» **Task objective**
Repeat the listing below in full, exactly as it stands.

» **Dataset records**

════════

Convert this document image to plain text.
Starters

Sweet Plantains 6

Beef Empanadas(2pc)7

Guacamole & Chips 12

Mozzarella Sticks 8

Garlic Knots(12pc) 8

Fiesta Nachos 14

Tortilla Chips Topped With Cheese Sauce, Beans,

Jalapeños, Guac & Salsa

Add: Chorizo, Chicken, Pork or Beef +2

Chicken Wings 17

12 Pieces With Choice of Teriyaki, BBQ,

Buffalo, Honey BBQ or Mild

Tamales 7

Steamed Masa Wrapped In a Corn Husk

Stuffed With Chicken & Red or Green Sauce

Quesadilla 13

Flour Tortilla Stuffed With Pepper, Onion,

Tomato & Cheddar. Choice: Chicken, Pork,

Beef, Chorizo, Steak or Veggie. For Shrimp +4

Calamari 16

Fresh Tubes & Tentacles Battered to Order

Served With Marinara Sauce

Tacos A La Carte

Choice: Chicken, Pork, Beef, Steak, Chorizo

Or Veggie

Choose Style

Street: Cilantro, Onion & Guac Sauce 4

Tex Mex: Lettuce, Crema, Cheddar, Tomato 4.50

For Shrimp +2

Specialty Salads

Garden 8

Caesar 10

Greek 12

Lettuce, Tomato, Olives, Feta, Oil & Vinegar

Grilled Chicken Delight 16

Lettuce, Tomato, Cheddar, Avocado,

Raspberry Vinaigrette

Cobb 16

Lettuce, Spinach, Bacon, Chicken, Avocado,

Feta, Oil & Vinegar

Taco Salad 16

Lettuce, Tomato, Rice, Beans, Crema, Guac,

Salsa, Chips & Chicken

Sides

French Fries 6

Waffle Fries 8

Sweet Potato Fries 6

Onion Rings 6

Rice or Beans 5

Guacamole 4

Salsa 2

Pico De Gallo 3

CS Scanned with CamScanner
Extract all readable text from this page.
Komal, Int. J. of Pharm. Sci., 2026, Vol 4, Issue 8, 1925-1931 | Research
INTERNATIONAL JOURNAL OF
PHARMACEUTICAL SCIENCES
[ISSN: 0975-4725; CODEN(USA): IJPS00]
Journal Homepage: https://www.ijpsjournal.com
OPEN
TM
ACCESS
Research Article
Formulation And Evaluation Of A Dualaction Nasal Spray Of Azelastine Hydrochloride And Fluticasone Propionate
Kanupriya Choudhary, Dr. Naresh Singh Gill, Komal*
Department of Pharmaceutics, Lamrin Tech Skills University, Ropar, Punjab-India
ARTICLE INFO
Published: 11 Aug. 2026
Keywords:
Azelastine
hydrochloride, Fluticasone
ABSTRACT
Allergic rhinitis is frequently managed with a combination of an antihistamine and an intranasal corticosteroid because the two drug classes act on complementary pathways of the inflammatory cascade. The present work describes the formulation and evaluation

════════

» **Output of the task**
Convert this document image to plain text.
Starters

Sweet Plantains 6

Beef Empanadas(2pc)7

Guacamole & Chips 12

Mozzarella Sticks 8

Garlic Knots(12pc) 8

Fiesta Nachos 14

Tortilla Chips Topped With Cheese Sauce, Beans,

Jalapeños, Guac & Salsa

Add: Chorizo, Chicken, Pork or Beef +2

Chicken Wings 17

12 Pieces With Choice of Teriyaki, BBQ,

Buffalo, Honey BBQ or Mild

Tamales 7

Steamed Masa Wrapped In a Corn Husk

Stuffed With Chicken & Red or Green Sauce

Quesadilla 13

Flour Tortilla Stuffed With Pepper, Onion,

Tomato & Cheddar. Choice: Chicken, Pork,

Beef, Chorizo, Steak or Veggie. For Shrimp +4

Calamari 16

Fresh Tubes & Tentacles Battered to Order

Served With Marinara Sauce

Tacos A La Carte

Choice: Chicken, Pork, Beef, Steak, Chorizo

Or Veggie

Choose Style

Street: Cilantro, Onion & Guac Sauce 4

Tex Mex: Lettuce, Crema, Cheddar, Tomato 4.50

For Shrimp +2

Specialty Salads

Garden 8

Caesar 10

Greek 12

Lettuce, Tomato, Olives, Feta, Oil & Vinegar

Grilled Chicken Delight 16

Lettuce, Tomato, Cheddar, Avocado,

Raspberry Vinaigrette

Cobb 16

Lettuce, Spinach, Bacon, Chicken, Avocado,

Feta, Oil & Vinegar

Taco Salad 16

Lettuce, Tomato, Rice, Beans, Crema, Guac,

Salsa, Chips & Chicken

Sides

French Fries 6

Waffle Fries 8

Sweet Potato Fries 6

Onion Rings 6

Rice or Beans 5

Guacamole 4

Salsa 2

Pico De Gallo 3

CS Scanned with CamScanner
Extract all readable text from this page.
Komal, Int. J. of Pharm. Sci., 2026, Vol 4, Issue 8, 1925-1931 | Research
INTERNATIONAL JOURNAL OF
PHARMACEUTICAL SCIENCES
[ISSN: 0975-4725; CODEN(USA): IJPS00]
Journal Homepage: https://www.ijpsjournal.com
OPEN
TM
ACCESS
Research Article
Formulation And Evaluation Of A Dualaction Nasal Spray Of Azelastine Hydrochloride And Fluticasone Propionate
Kanupriya Choudhary, Dr. Naresh Singh Gill, Komal*
Department of Pharmaceutics, Lamrin Tech Skills University, Ropar, Punjab-India
ARTICLE INFO
Published: 11 Aug. 2026
Keywords:
Azelastine
hydrochloride, Fluticasone
ABSTRACT
Allergic rhinitis is frequently managed with a combination of an antihistamine and an intranasal corticosteroid because the two drug classes act on complementary pathways of the inflammatory cascade. The present work describes the formulation and evaluation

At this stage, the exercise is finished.